Stored data entries
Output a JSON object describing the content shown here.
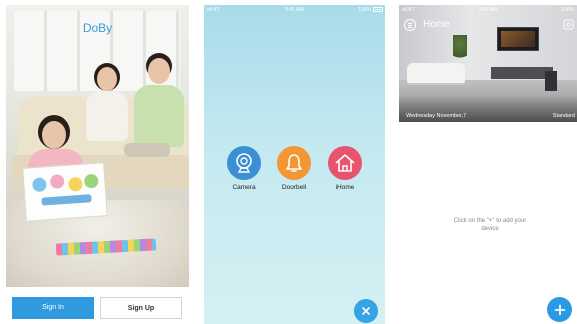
{
  "login": {
    "brand": "DoBy",
    "sign_in_label": "Sign In",
    "sign_up_label": "Sign Up"
  },
  "selector": {
    "status": {
      "carrier": "all KT",
      "time": "9:41 AM",
      "battery": "100%"
    },
    "apps": [
      {
        "label": "Camera",
        "icon": "camera-icon",
        "color": "#3b8fd4"
      },
      {
        "label": "Doorbell",
        "icon": "bell-icon",
        "color": "#f39634"
      },
      {
        "label": "iHome",
        "icon": "house-icon",
        "color": "#e8546e"
      }
    ],
    "close_icon": "close-icon"
  },
  "home": {
    "status": {
      "carrier": "all KT",
      "time": "9:41 AM",
      "battery": "100%"
    },
    "title": "Home",
    "date": "Wednesday November,7",
    "mode": "Standard",
    "empty_message": "Click on the \"+\" to add your device",
    "add_icon": "plus-icon",
    "accent": "#2b9ae4"
  }
}
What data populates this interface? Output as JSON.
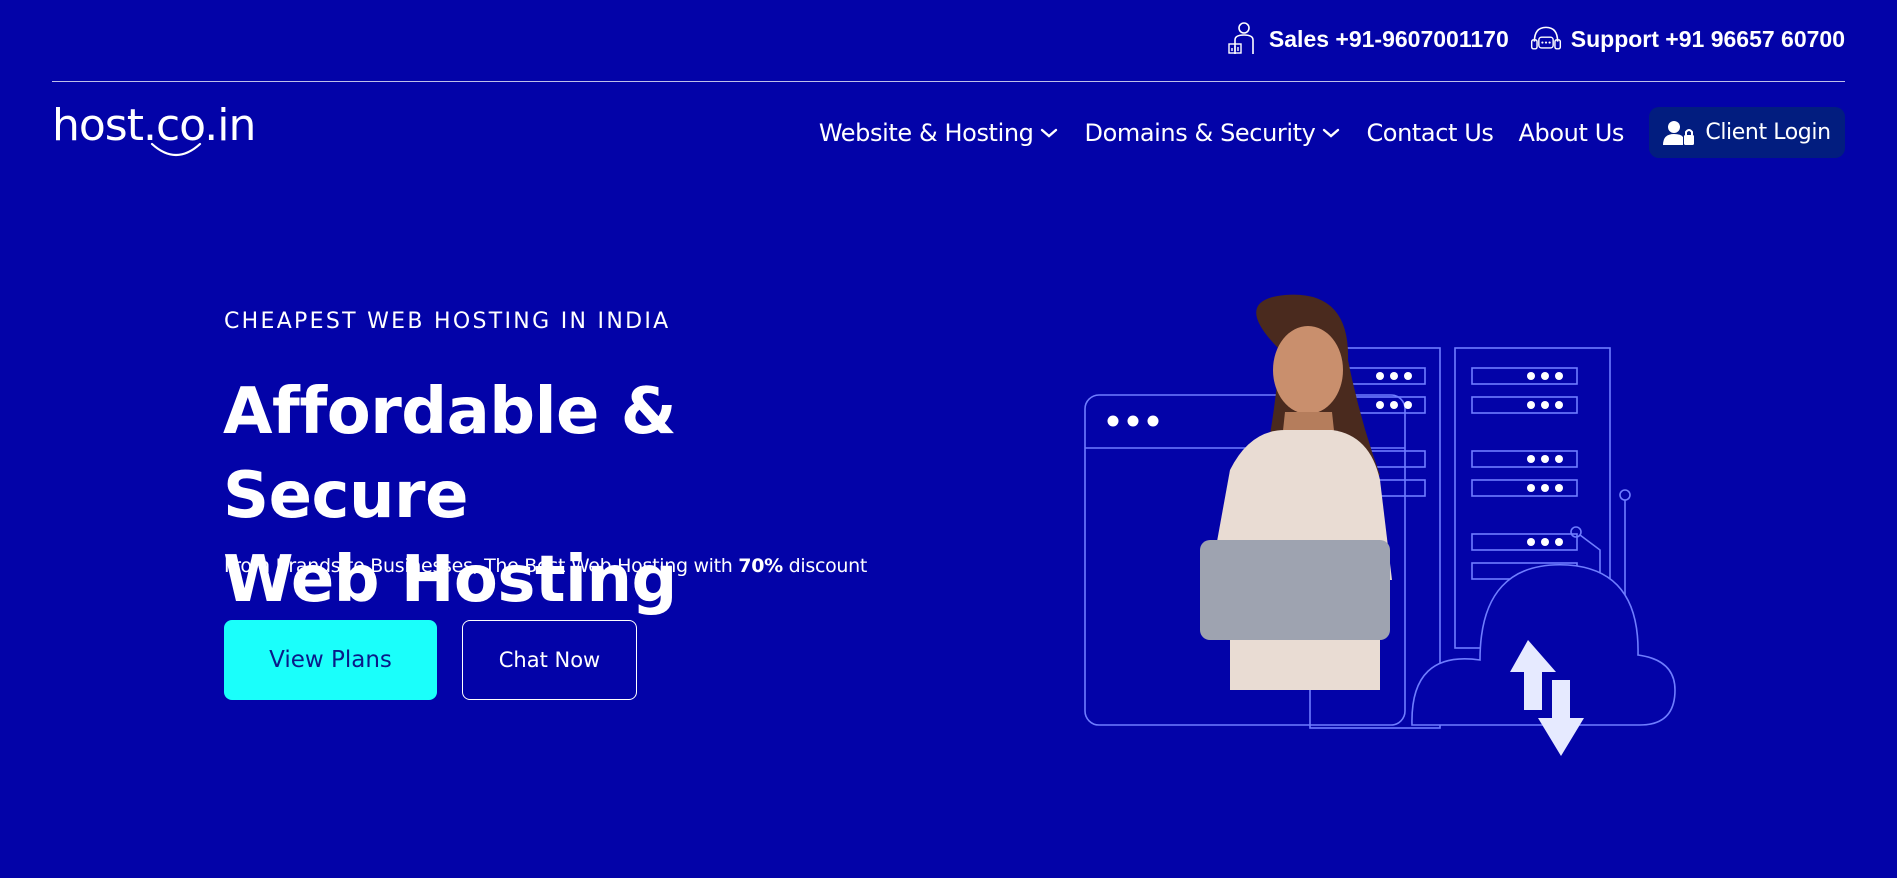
{
  "header": {
    "sales": {
      "label": "Sales +91-9607001170",
      "icon": "sales-person-icon"
    },
    "support": {
      "label": "Support +91 96657 60700",
      "icon": "headset-icon"
    }
  },
  "logo": {
    "text": "host.co.in"
  },
  "nav": {
    "items": [
      {
        "label": "Website & Hosting",
        "has_dropdown": true
      },
      {
        "label": "Domains & Security",
        "has_dropdown": true
      },
      {
        "label": "Contact Us",
        "has_dropdown": false
      },
      {
        "label": "About Us",
        "has_dropdown": false
      }
    ],
    "login": {
      "label": "Client Login",
      "icon": "user-lock-icon"
    }
  },
  "hero": {
    "eyebrow": "CHEAPEST WEB HOSTING IN INDIA",
    "title_line1": "Affordable & Secure",
    "title_line2": "Web Hosting",
    "subtitle_pre": "From Brands to Businesses, The Best Web Hosting with ",
    "subtitle_bold": "70%",
    "subtitle_post": " discount",
    "primary_cta": "View Plans",
    "secondary_cta": "Chat Now"
  },
  "colors": {
    "background": "#0303a8",
    "accent_cyan": "#1afffb",
    "login_bg": "#021d7f",
    "text": "#ffffff"
  }
}
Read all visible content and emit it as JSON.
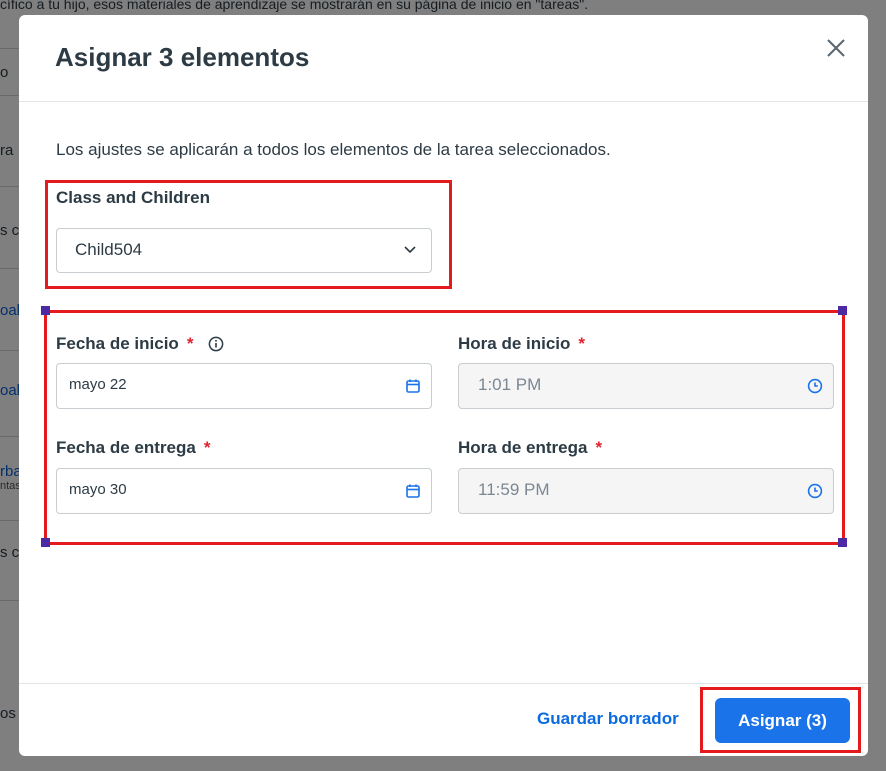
{
  "background": {
    "top_text": "cífico a tu hijo, esos materiales de aprendizaje se mostrarán en su página de inicio en \"tareas\".",
    "rows": [
      {
        "text": "o",
        "link": false
      },
      {
        "text": "ra",
        "link": false
      },
      {
        "text": "s c",
        "link": false
      },
      {
        "text": "oal",
        "link": true
      },
      {
        "text": "oal",
        "link": true
      },
      {
        "text": "rba",
        "link": true,
        "sub": "ntas"
      },
      {
        "text": "s c",
        "link": false
      },
      {
        "text": "os",
        "link": false
      }
    ]
  },
  "modal": {
    "title": "Asignar 3 elementos",
    "close_icon": "close-icon",
    "intro": "Los ajustes se aplicarán a todos los elementos de la tarea seleccionados.",
    "class_label": "Class and Children",
    "class_value": "Child504",
    "start_date_label": "Fecha de inicio",
    "start_date_value": "mayo 22",
    "start_time_label": "Hora de inicio",
    "start_time_value": "1:01 PM",
    "due_date_label": "Fecha de entrega",
    "due_date_value": "mayo 30",
    "due_time_label": "Hora de entrega",
    "due_time_value": "11:59 PM",
    "required_mark": "*",
    "draft_button": "Guardar borrador",
    "assign_button": "Asignar (3)"
  },
  "colors": {
    "accent": "#1a73e8",
    "link": "#0b6be0",
    "required": "#e0222f",
    "annotation": "#e41a1c"
  }
}
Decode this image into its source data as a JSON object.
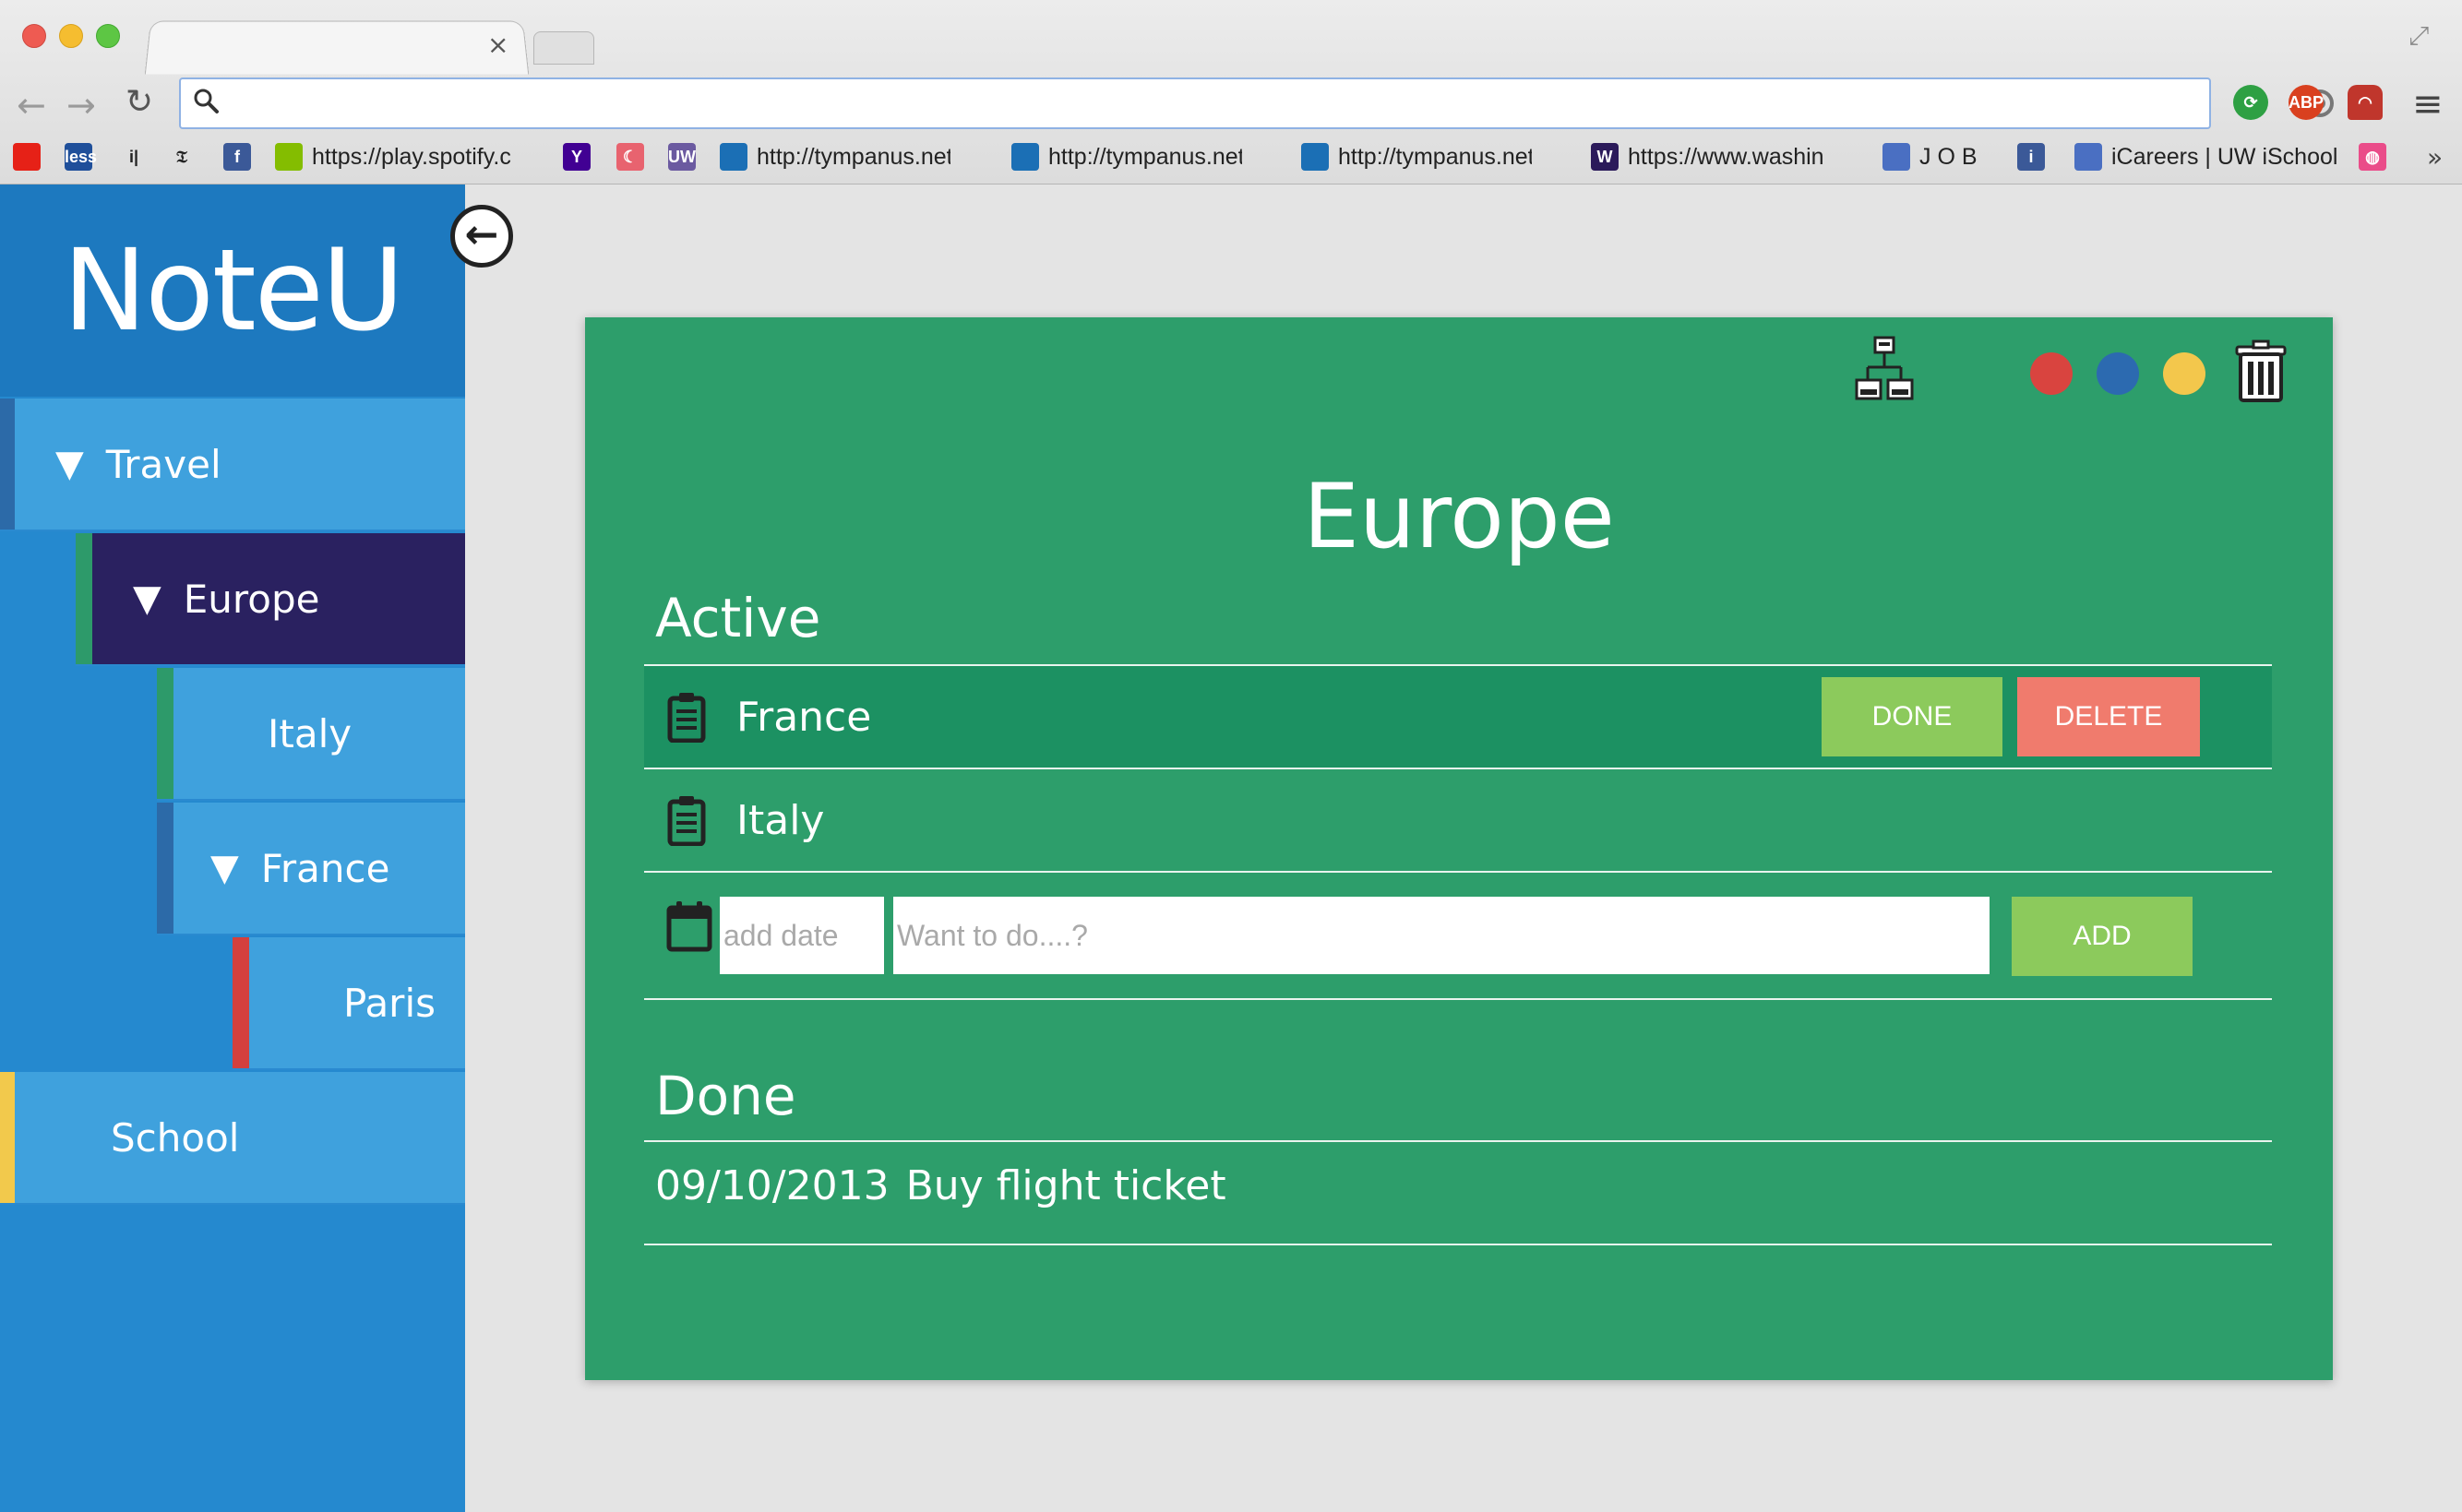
{
  "browser": {
    "tab_close": "×",
    "address_placeholder": "",
    "icons": [
      "search-icon",
      "target-icon",
      "star-icon",
      "menu-icon"
    ],
    "bookmarks": [
      {
        "text": "",
        "color": "#e62117",
        "icon": "youtube-icon"
      },
      {
        "text": "",
        "color": "#1f4f9a",
        "icon": "less-icon",
        "glyph": "less"
      },
      {
        "text": "",
        "color": "#ffffff",
        "icon": "info-icon",
        "glyph": "i|"
      },
      {
        "text": "",
        "color": "#ffffff",
        "icon": "nyt-icon",
        "glyph": "𝔗"
      },
      {
        "text": "",
        "color": "#3b5998",
        "icon": "facebook-icon",
        "glyph": "f"
      },
      {
        "text": "https://play.spotify.c",
        "color": "#84bd00",
        "icon": "spotify-icon"
      },
      {
        "text": "",
        "color": "#410093",
        "icon": "yahoo-icon",
        "glyph": "Y"
      },
      {
        "text": "",
        "color": "#e8636f",
        "icon": "moon-icon",
        "glyph": "☾"
      },
      {
        "text": "",
        "color": "#6b5aa0",
        "icon": "uw-icon",
        "glyph": "UW"
      },
      {
        "text": "http://tympanus.net",
        "color": "#1b6fb5",
        "icon": "tympanus-icon"
      },
      {
        "text": "http://tympanus.net",
        "color": "#1b6fb5",
        "icon": "tympanus-icon"
      },
      {
        "text": "http://tympanus.net",
        "color": "#1b6fb5",
        "icon": "tympanus-icon"
      },
      {
        "text": "https://www.washin",
        "color": "#2b1a5a",
        "icon": "washington-icon",
        "glyph": "W"
      },
      {
        "text": "J O B",
        "color": "#4a6fc2",
        "icon": "bookmark-page-icon"
      },
      {
        "text": "",
        "color": "#3b5998",
        "icon": "facebook-info-icon",
        "glyph": "i"
      },
      {
        "text": "iCareers | UW iSchool",
        "color": "#4a6fc2",
        "icon": "bookmark-page-icon"
      },
      {
        "text": "",
        "color": "#ea4c89",
        "icon": "dribbble-icon",
        "glyph": "◍"
      }
    ],
    "more": "»"
  },
  "app": {
    "brand": "NoteU",
    "collapse_icon": "arrow-left-circle-icon",
    "nav": {
      "travel": {
        "arrow": "▼",
        "label": "Travel"
      },
      "europe": {
        "arrow": "▼",
        "label": "Europe"
      },
      "italy": {
        "label": "Italy"
      },
      "france": {
        "arrow": "▼",
        "label": "France"
      },
      "paris": {
        "label": "Paris"
      },
      "school": {
        "label": "School"
      }
    },
    "colors": {
      "sidebar": "#2589cf",
      "selected": "#2a2160",
      "card": "#2d9e6b",
      "red": "#d9443f",
      "blue": "#2c6ab0",
      "yellow": "#f3c74c"
    }
  },
  "note": {
    "title": "Europe",
    "active_heading": "Active",
    "done_heading": "Done",
    "active_items": [
      "France",
      "Italy"
    ],
    "done_button": "DONE",
    "delete_button": "DELETE",
    "add_button": "ADD",
    "date_placeholder": "add date",
    "todo_placeholder": "Want to do....?",
    "done_items": [
      {
        "date": "09/10/2013",
        "text": "Buy flight ticket"
      }
    ]
  }
}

=== Objective ===
Look through the entries above; copy every line holding the string "Asignar".

=== Expected answer ===
    "title": "Asignar 3 elementos",
    "assign_button": "Asignar (3)"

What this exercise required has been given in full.